[Brief] In the records below, find each line with the word "this" and copy it.

[Collected data]
>> begin

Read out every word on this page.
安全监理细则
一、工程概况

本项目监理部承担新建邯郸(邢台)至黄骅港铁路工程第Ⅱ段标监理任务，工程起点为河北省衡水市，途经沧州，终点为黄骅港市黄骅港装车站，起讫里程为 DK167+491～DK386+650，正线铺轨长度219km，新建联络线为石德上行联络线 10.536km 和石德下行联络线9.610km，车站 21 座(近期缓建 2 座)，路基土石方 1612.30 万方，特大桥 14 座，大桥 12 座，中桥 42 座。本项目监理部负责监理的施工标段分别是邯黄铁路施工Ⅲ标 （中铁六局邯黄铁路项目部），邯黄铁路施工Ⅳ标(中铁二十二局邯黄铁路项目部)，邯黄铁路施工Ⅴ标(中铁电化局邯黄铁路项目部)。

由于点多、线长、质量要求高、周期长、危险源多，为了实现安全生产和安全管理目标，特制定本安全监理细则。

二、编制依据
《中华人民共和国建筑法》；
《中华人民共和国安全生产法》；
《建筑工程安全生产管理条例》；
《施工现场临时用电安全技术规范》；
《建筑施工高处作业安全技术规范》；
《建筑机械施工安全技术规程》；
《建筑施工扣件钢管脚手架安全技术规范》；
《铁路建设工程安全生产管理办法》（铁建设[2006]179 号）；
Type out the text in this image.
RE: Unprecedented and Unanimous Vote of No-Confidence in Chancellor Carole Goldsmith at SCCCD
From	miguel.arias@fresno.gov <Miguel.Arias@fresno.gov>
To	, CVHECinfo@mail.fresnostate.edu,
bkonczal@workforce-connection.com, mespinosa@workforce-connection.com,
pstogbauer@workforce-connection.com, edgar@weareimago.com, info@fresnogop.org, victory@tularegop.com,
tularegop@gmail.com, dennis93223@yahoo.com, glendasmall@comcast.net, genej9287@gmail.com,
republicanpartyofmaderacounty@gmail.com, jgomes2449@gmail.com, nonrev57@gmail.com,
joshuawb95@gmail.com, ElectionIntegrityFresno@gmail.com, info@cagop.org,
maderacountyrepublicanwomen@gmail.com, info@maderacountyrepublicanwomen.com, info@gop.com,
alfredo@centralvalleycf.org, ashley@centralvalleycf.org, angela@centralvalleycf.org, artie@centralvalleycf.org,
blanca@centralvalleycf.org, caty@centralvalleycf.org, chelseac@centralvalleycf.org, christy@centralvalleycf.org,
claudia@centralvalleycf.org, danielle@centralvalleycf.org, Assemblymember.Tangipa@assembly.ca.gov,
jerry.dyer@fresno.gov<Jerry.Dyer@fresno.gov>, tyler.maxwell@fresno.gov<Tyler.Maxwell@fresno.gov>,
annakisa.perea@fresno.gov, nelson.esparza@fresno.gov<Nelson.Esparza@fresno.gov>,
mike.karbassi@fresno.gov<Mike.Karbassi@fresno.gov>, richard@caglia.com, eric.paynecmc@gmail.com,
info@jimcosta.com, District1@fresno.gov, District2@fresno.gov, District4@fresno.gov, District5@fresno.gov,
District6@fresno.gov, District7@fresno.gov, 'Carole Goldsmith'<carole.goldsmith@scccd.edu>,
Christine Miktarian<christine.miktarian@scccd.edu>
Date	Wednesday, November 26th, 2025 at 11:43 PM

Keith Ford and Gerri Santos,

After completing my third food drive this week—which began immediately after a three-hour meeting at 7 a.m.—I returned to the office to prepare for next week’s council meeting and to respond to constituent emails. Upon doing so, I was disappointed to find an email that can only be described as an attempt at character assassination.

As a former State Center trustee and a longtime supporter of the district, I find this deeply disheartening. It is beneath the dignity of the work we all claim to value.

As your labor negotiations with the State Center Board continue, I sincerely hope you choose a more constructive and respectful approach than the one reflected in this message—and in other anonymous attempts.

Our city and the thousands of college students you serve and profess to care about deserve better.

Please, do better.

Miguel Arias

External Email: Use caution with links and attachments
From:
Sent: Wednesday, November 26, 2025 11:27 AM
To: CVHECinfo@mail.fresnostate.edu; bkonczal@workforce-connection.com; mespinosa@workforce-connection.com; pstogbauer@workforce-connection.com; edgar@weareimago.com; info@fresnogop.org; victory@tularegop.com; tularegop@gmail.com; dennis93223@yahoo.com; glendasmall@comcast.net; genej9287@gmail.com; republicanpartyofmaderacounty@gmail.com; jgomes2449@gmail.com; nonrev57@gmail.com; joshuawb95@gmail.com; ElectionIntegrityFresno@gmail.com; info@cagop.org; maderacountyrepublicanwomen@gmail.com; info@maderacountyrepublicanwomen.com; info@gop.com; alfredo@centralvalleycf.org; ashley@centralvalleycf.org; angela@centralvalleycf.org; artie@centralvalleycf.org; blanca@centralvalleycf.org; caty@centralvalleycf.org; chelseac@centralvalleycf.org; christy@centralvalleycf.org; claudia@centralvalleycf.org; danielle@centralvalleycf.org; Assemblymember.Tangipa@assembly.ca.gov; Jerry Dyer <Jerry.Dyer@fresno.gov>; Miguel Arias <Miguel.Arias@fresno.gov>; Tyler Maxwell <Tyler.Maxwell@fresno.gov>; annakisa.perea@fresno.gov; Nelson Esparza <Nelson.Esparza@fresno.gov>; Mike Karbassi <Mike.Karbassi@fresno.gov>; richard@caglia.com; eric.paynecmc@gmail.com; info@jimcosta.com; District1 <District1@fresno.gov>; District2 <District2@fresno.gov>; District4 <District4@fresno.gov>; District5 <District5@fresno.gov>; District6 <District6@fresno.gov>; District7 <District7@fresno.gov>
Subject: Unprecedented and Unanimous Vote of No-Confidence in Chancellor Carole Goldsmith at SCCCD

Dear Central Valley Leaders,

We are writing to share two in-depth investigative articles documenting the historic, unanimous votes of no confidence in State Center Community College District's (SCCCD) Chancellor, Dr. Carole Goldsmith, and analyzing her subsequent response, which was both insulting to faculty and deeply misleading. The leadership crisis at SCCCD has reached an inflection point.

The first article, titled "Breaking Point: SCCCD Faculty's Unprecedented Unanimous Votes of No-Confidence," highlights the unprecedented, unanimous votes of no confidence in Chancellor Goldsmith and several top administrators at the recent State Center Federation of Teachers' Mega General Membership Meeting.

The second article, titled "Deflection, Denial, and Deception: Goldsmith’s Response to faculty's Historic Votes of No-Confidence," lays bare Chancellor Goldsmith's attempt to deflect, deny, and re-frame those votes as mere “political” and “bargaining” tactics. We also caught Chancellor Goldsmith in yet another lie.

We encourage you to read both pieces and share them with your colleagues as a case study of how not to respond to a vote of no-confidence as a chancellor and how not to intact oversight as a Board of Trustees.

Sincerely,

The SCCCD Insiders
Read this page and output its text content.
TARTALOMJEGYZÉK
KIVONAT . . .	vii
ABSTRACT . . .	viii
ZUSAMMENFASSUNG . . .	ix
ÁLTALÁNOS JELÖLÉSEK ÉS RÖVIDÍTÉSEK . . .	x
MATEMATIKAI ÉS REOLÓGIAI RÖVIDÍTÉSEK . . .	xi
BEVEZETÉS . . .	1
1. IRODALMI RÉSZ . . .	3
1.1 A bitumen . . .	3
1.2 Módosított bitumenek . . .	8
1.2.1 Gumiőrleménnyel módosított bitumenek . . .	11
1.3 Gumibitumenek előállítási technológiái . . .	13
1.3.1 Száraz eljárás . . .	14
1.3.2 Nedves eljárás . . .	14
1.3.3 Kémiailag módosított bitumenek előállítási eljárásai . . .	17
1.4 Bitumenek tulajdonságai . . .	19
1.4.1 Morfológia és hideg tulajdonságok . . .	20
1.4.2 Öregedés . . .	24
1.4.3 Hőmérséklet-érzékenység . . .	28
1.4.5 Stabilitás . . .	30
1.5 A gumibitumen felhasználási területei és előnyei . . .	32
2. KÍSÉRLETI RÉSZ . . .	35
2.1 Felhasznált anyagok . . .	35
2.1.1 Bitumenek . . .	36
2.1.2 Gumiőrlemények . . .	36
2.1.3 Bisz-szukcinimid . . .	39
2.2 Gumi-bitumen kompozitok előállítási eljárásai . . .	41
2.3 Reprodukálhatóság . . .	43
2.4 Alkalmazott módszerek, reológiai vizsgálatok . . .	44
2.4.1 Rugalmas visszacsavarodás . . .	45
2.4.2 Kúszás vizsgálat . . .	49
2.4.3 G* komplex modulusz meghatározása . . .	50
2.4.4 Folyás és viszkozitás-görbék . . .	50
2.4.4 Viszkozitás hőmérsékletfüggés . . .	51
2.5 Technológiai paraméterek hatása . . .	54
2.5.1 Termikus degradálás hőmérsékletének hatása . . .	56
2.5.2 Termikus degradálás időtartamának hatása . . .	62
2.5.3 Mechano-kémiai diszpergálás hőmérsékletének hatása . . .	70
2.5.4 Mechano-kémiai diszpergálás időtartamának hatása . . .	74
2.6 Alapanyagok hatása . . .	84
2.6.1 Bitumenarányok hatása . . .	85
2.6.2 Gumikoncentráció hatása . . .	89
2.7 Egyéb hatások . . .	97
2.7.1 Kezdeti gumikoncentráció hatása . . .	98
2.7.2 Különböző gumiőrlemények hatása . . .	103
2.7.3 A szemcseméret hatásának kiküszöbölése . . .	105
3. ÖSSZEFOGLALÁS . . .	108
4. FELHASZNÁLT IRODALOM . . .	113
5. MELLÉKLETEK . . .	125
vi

>> end

[Answer below]
Read out every word on this page.
Type out the text in this image.
After completing my third food drive this week—which began immediately after a three-hour meeting at 7 a.m.—I returned to the office to prepare for next week’s council meeting and to respond to constituent emails. Upon doing so, I was disappointed to find an email that can only be described as an attempt at character assassination.
As a former State Center trustee and a longtime supporter of the district, I find this deeply disheartening. It is beneath the dignity of the work we all claim to value.
As your labor negotiations with the State Center Board continue, I sincerely hope you choose a more constructive and respectful approach than the one reflected in this message—and in other anonymous attempts.
Read this page and output its text content.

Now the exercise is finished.